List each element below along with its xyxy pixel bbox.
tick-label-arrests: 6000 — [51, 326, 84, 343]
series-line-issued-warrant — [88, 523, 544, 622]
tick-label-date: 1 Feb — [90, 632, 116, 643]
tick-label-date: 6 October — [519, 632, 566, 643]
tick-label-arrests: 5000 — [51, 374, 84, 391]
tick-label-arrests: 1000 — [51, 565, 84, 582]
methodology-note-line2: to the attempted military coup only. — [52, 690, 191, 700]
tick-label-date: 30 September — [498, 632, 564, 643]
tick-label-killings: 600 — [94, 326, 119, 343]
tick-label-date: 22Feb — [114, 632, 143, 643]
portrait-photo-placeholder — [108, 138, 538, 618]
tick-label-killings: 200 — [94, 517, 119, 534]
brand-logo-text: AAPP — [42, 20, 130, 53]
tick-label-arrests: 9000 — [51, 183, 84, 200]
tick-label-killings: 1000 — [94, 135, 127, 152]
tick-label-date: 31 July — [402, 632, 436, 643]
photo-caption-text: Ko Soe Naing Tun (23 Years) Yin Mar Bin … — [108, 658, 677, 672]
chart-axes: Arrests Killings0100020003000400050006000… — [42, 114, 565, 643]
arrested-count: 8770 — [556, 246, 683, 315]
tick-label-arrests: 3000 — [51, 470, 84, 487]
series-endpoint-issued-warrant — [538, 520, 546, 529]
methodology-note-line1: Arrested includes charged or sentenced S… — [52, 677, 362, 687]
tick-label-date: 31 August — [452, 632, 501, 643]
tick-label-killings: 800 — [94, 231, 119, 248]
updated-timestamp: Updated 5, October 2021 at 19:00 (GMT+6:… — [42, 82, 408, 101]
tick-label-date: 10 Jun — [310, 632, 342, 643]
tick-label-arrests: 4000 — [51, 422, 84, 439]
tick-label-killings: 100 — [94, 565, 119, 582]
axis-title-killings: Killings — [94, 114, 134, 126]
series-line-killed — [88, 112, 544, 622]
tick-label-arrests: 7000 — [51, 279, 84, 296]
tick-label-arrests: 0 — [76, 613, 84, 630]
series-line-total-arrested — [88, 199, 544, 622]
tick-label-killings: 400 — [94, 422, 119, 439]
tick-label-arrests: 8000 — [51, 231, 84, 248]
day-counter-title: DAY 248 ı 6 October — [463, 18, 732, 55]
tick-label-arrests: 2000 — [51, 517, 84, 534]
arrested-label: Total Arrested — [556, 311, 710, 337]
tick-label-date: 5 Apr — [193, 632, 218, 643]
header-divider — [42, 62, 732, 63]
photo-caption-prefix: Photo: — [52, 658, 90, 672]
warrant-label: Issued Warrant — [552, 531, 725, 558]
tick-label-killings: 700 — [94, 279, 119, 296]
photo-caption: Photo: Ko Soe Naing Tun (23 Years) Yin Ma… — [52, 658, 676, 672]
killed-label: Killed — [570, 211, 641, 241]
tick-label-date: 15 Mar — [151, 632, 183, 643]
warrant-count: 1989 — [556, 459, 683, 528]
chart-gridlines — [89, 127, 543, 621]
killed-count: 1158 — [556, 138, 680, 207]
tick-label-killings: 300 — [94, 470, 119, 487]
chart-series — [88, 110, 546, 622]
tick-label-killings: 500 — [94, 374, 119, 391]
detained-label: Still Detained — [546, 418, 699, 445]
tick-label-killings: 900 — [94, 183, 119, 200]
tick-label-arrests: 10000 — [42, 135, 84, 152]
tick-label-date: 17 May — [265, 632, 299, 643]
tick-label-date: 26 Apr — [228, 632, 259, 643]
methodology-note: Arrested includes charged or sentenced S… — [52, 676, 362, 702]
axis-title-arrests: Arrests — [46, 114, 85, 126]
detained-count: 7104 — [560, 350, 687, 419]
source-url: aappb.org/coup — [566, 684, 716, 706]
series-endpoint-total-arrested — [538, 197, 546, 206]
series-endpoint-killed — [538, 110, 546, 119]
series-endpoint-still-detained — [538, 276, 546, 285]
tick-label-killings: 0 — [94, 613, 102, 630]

**JOB**
Reproduce all of the lines above word for word, keeping their original order.

**WORKED ANSWER**
List each element below along with its xyxy pixel bbox.
tick-label-arrests: 6000 — [51, 326, 84, 343]
series-line-issued-warrant — [88, 523, 544, 622]
tick-label-date: 1 Feb — [90, 632, 116, 643]
tick-label-date: 6 October — [519, 632, 566, 643]
tick-label-arrests: 5000 — [51, 374, 84, 391]
tick-label-arrests: 1000 — [51, 565, 84, 582]
methodology-note-line2: to the attempted military coup only. — [52, 690, 191, 700]
tick-label-date: 30 September — [498, 632, 564, 643]
tick-label-killings: 600 — [94, 326, 119, 343]
tick-label-date: 22Feb — [114, 632, 143, 643]
portrait-photo-placeholder — [108, 138, 538, 618]
tick-label-killings: 200 — [94, 517, 119, 534]
brand-logo-text: AAPP — [42, 20, 130, 53]
tick-label-arrests: 9000 — [51, 183, 84, 200]
tick-label-killings: 1000 — [94, 135, 127, 152]
tick-label-date: 31 July — [402, 632, 436, 643]
photo-caption-text: Ko Soe Naing Tun (23 Years) Yin Mar Bin … — [108, 658, 677, 672]
chart-axes: Arrests Killings0100020003000400050006000… — [42, 114, 565, 643]
arrested-count: 8770 — [556, 246, 683, 315]
tick-label-arrests: 3000 — [51, 470, 84, 487]
series-endpoint-issued-warrant — [538, 520, 546, 529]
methodology-note-line1: Arrested includes charged or sentenced S… — [52, 677, 362, 687]
tick-label-date: 31 August — [452, 632, 501, 643]
tick-label-killings: 800 — [94, 231, 119, 248]
updated-timestamp: Updated 5, October 2021 at 19:00 (GMT+6:… — [42, 82, 408, 101]
tick-label-date: 10 Jun — [310, 632, 342, 643]
tick-label-arrests: 4000 — [51, 422, 84, 439]
tick-label-killings: 100 — [94, 565, 119, 582]
axis-title-killings: Killings — [94, 114, 134, 126]
series-line-killed — [88, 112, 544, 622]
tick-label-arrests: 7000 — [51, 279, 84, 296]
tick-label-arrests: 0 — [76, 613, 84, 630]
series-line-total-arrested — [88, 199, 544, 622]
tick-label-killings: 400 — [94, 422, 119, 439]
tick-label-arrests: 8000 — [51, 231, 84, 248]
day-counter-title: DAY 248 ı 6 October — [463, 18, 732, 55]
tick-label-arrests: 2000 — [51, 517, 84, 534]
arrested-label: Total Arrested — [556, 311, 710, 337]
tick-label-date: 5 Apr — [193, 632, 218, 643]
header-divider — [42, 62, 732, 63]
photo-caption-prefix: Photo: — [52, 658, 90, 672]
warrant-label: Issued Warrant — [552, 531, 725, 558]
tick-label-killings: 700 — [94, 279, 119, 296]
photo-caption: Photo: Ko Soe Naing Tun (23 Years) Yin Ma… — [52, 658, 676, 672]
killed-label: Killed — [570, 211, 641, 241]
tick-label-date: 15 Mar — [151, 632, 183, 643]
warrant-count: 1989 — [556, 459, 683, 528]
chart-gridlines — [89, 127, 543, 621]
killed-count: 1158 — [556, 138, 680, 207]
tick-label-killings: 300 — [94, 470, 119, 487]
chart-series — [88, 110, 546, 622]
tick-label-killings: 500 — [94, 374, 119, 391]
detained-label: Still Detained — [546, 418, 699, 445]
tick-label-killings: 900 — [94, 183, 119, 200]
tick-label-arrests: 10000 — [42, 135, 84, 152]
tick-label-date: 17 May — [265, 632, 299, 643]
tick-label-date: 26 Apr — [228, 632, 259, 643]
methodology-note: Arrested includes charged or sentenced S… — [52, 676, 362, 702]
axis-title-arrests: Arrests — [46, 114, 85, 126]
detained-count: 7104 — [560, 350, 687, 419]
source-url: aappb.org/coup — [566, 684, 716, 706]
series-endpoint-total-arrested — [538, 197, 546, 206]
series-endpoint-killed — [538, 110, 546, 119]
series-endpoint-still-detained — [538, 276, 546, 285]
tick-label-killings: 0 — [94, 613, 102, 630]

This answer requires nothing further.